#### To be done:
Don't copy the pictures; return every other part of the records exactly.

#### Materials provided:
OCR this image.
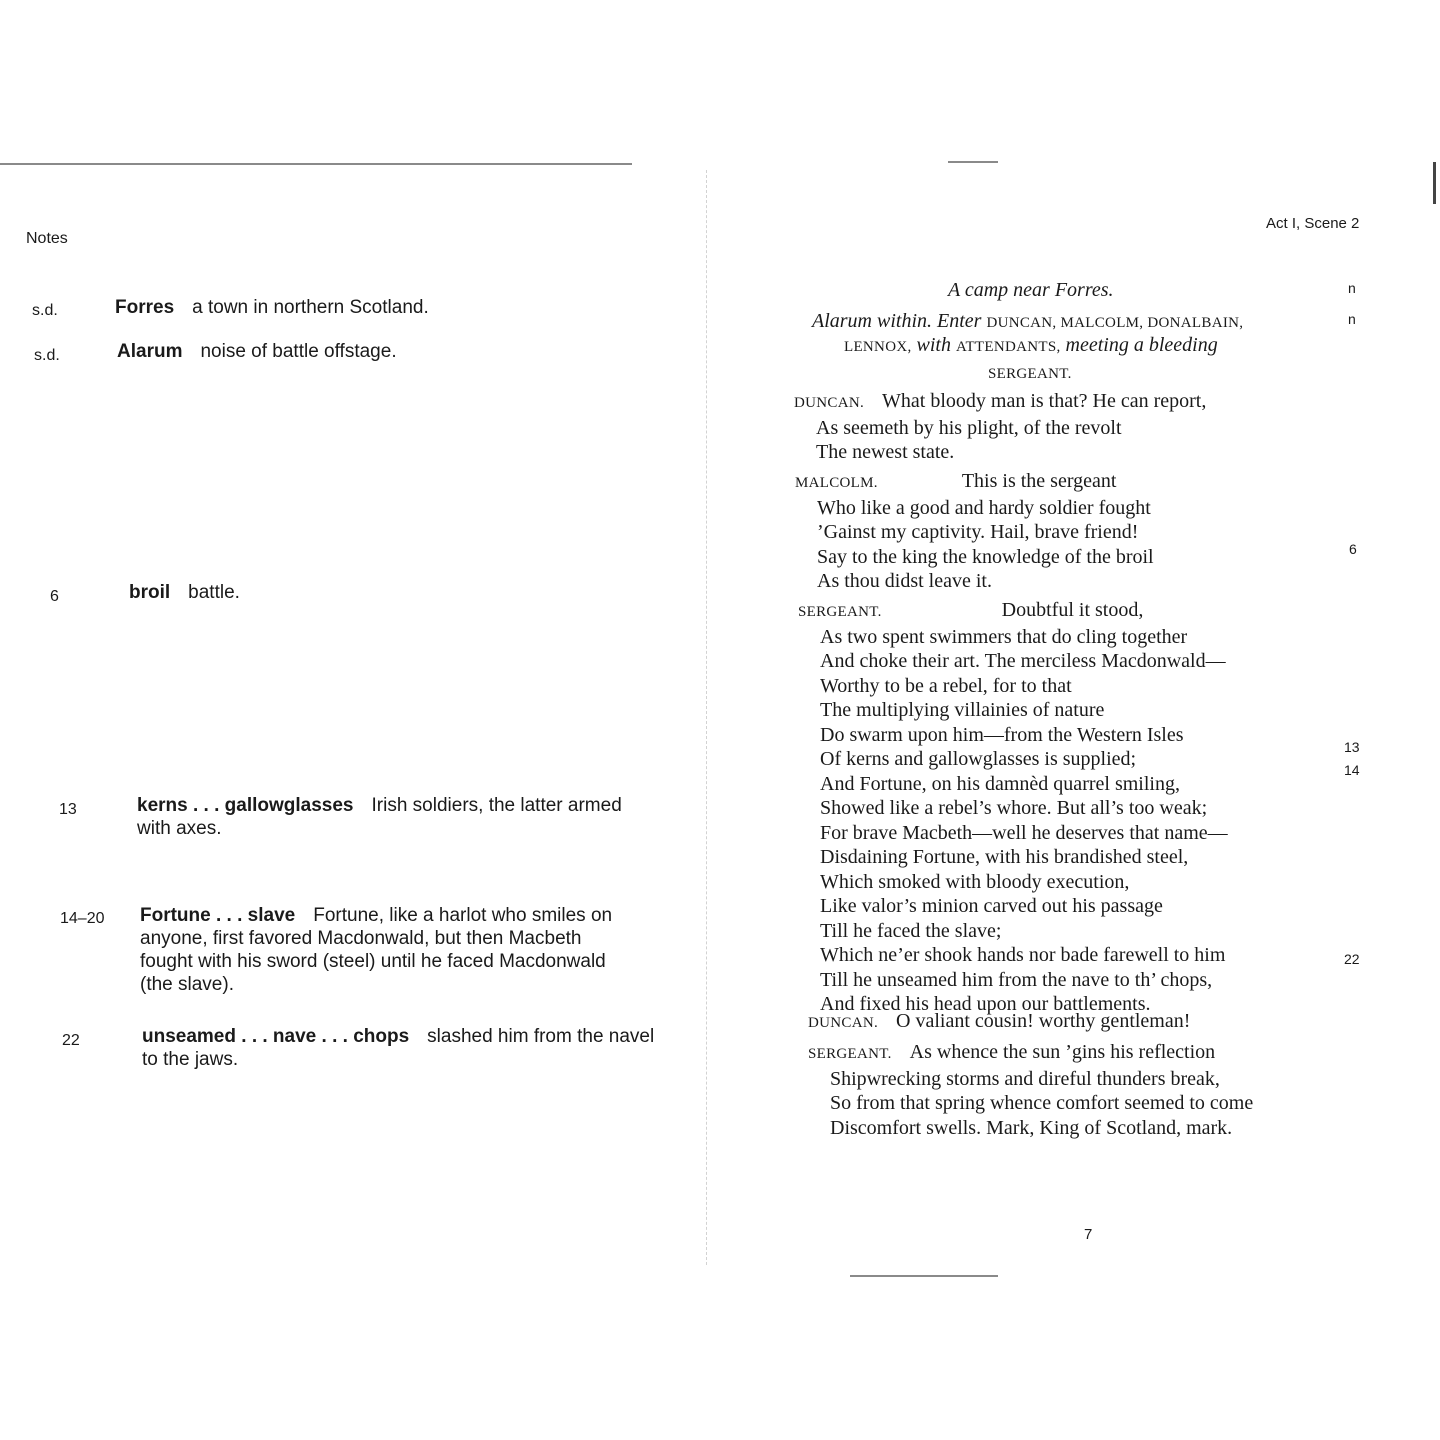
Notes
s.d.	Forres a town in northern Scotland.
s.d.	Alarum noise of battle offstage.
6	broil battle.
13	kerns . . . gallowglasses Irish soldiers, the latter armed
with axes.
14–20 Fortune . . . slave Fortune, like a harlot who smiles on
anyone, first favored Macdonwald, but then Macbeth
fought with his sword (steel) until he faced Macdonwald
(the slave).
22	unseamed . . . nave . . . chops slashed him from the navel
to the jaws.
Act I, Scene 2
A camp near Forres.	n
Alarum within. Enter DUNCAN, MALCOLM, DONALBAIN,	n
LENNOX, with ATTENDANTS, meeting a bleeding
SERGEANT.
DUNCAN. What bloody man is that? He can report,
As seemeth by his plight, of the revolt
The newest state.
MALCOLM.	This is the sergeant
Who like a good and hardy soldier fought
’Gainst my captivity. Hail, brave friend!
Say to the king the knowledge of the broil
As thou didst leave it.
6
SERGEANT.	Doubtful it stood,
As two spent swimmers that do cling together
And choke their art. The merciless Macdonwald—
Worthy to be a rebel, for to that
The multiplying villainies of nature
Do swarm upon him—from the Western Isles
Of kerns and gallowglasses is supplied;
And Fortune, on his damnèd quarrel smiling,
Showed like a rebel’s whore. But all’s too weak;
For brave Macbeth—well he deserves that name—
Disdaining Fortune, with his brandished steel,
Which smoked with bloody execution,
Like valor’s minion carved out his passage
Till he faced the slave;
Which ne’er shook hands nor bade farewell to him
Till he unseamed him from the nave to th’ chops,
And fixed his head upon our battlements.
13
14
22
DUNCAN. O valiant cousin! worthy gentleman!
SERGEANT. As whence the sun ’gins his reflection
Shipwrecking storms and direful thunders break,
So from that spring whence comfort seemed to come
Discomfort swells. Mark, King of Scotland, mark.
7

#### Answer to this task:
OCR this image.
Notes
s.d.	Forres a town in northern Scotland.
s.d.	Alarum noise of battle offstage.
6	broil battle.
13	kerns . . . gallowglasses Irish soldiers, the latter armed
with axes.
14–20 Fortune . . . slave Fortune, like a harlot who smiles on
anyone, first favored Macdonwald, but then Macbeth
fought with his sword (steel) until he faced Macdonwald
(the slave).
22	unseamed . . . nave . . . chops slashed him from the navel
to the jaws.
Act I, Scene 2
A camp near Forres.	n
Alarum within. Enter DUNCAN, MALCOLM, DONALBAIN,	n
LENNOX, with ATTENDANTS, meeting a bleeding
SERGEANT.
DUNCAN. What bloody man is that? He can report,
As seemeth by his plight, of the revolt
The newest state.
MALCOLM.	This is the sergeant
Who like a good and hardy soldier fought
’Gainst my captivity. Hail, brave friend!
Say to the king the knowledge of the broil
As thou didst leave it.
6
SERGEANT.	Doubtful it stood,
As two spent swimmers that do cling together
And choke their art. The merciless Macdonwald—
Worthy to be a rebel, for to that
The multiplying villainies of nature
Do swarm upon him—from the Western Isles
Of kerns and gallowglasses is supplied;
And Fortune, on his damnèd quarrel smiling,
Showed like a rebel’s whore. But all’s too weak;
For brave Macbeth—well he deserves that name—
Disdaining Fortune, with his brandished steel,
Which smoked with bloody execution,
Like valor’s minion carved out his passage
Till he faced the slave;
Which ne’er shook hands nor bade farewell to him
Till he unseamed him from the nave to th’ chops,
And fixed his head upon our battlements.
13
14
22
DUNCAN. O valiant cousin! worthy gentleman!
SERGEANT. As whence the sun ’gins his reflection
Shipwrecking storms and direful thunders break,
So from that spring whence comfort seemed to come
Discomfort swells. Mark, King of Scotland, mark.
7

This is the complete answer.